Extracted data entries
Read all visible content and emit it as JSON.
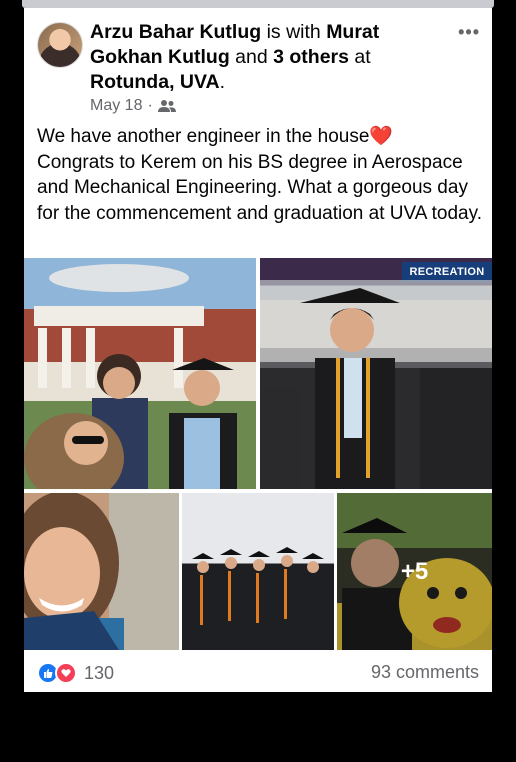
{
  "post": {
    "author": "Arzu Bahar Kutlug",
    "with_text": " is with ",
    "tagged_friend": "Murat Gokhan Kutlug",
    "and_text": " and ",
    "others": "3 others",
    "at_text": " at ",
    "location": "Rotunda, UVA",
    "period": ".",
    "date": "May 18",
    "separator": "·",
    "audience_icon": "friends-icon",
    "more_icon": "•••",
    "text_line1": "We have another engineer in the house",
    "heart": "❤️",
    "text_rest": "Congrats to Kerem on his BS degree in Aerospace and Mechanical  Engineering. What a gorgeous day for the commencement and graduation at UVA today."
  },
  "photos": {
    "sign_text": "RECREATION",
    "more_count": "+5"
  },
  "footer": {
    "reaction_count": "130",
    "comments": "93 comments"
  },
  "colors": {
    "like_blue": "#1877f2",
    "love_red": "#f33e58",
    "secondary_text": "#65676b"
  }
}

==

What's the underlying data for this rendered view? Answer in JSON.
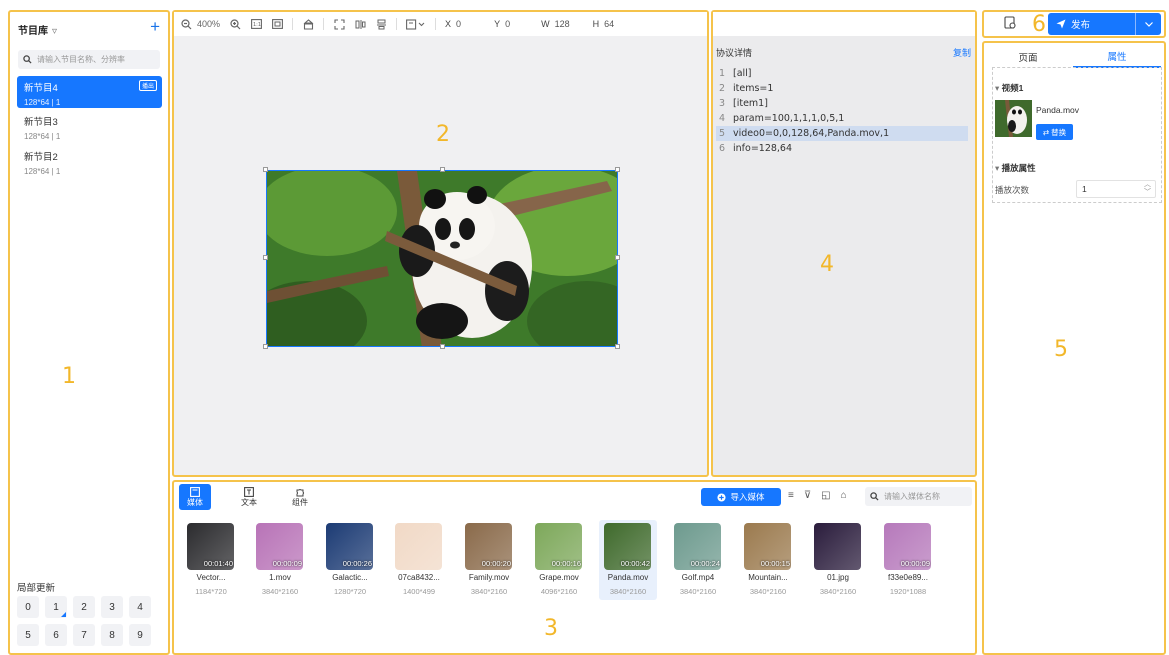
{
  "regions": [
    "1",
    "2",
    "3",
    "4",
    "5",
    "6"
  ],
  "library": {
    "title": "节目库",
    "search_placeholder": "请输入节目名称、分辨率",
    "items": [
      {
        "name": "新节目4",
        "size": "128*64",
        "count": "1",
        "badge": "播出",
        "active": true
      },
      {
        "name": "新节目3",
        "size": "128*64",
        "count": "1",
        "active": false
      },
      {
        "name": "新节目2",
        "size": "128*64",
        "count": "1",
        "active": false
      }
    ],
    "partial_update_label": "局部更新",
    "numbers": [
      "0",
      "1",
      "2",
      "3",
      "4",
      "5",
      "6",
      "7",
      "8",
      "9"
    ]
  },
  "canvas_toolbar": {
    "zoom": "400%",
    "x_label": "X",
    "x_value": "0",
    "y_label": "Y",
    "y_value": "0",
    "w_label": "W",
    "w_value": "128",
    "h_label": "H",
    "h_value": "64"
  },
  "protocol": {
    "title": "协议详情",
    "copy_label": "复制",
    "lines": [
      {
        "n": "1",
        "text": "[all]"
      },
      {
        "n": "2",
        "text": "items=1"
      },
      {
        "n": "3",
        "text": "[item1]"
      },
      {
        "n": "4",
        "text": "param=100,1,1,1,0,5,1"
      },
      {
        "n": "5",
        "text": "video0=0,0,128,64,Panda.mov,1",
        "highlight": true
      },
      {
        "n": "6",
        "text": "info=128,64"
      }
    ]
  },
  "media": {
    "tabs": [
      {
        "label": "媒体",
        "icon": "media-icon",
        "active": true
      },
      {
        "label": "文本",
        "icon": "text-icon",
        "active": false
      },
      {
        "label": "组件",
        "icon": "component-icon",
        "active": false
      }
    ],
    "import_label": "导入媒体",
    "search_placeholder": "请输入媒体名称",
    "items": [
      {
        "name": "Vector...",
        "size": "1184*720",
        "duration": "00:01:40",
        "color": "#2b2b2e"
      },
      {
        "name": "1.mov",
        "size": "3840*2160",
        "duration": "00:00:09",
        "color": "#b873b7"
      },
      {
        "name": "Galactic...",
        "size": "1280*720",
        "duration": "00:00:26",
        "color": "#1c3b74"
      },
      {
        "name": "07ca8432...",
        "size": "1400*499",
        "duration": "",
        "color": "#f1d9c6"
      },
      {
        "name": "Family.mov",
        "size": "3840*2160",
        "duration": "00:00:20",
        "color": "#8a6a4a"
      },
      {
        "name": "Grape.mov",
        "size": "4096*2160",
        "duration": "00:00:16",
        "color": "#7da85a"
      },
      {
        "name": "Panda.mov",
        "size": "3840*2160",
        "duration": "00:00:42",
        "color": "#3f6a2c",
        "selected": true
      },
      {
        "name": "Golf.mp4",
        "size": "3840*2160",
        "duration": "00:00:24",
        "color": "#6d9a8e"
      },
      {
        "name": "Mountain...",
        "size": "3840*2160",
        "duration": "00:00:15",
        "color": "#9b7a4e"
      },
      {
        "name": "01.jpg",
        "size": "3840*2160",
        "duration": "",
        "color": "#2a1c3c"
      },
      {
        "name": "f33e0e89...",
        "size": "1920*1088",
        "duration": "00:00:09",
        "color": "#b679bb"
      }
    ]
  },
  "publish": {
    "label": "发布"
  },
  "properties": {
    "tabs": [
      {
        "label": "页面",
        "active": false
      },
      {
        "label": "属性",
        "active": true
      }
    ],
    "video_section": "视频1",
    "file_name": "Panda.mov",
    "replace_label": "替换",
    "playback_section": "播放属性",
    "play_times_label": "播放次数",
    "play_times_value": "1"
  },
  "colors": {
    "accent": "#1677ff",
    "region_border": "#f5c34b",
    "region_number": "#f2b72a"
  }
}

**Written problem:** Track down every line of the material containing the string "Kutlug", and copy it.

**Full solution:**
    "author": "Arzu Bahar Kutlug",
    "tagged_friend": "Murat Gokhan Kutlug",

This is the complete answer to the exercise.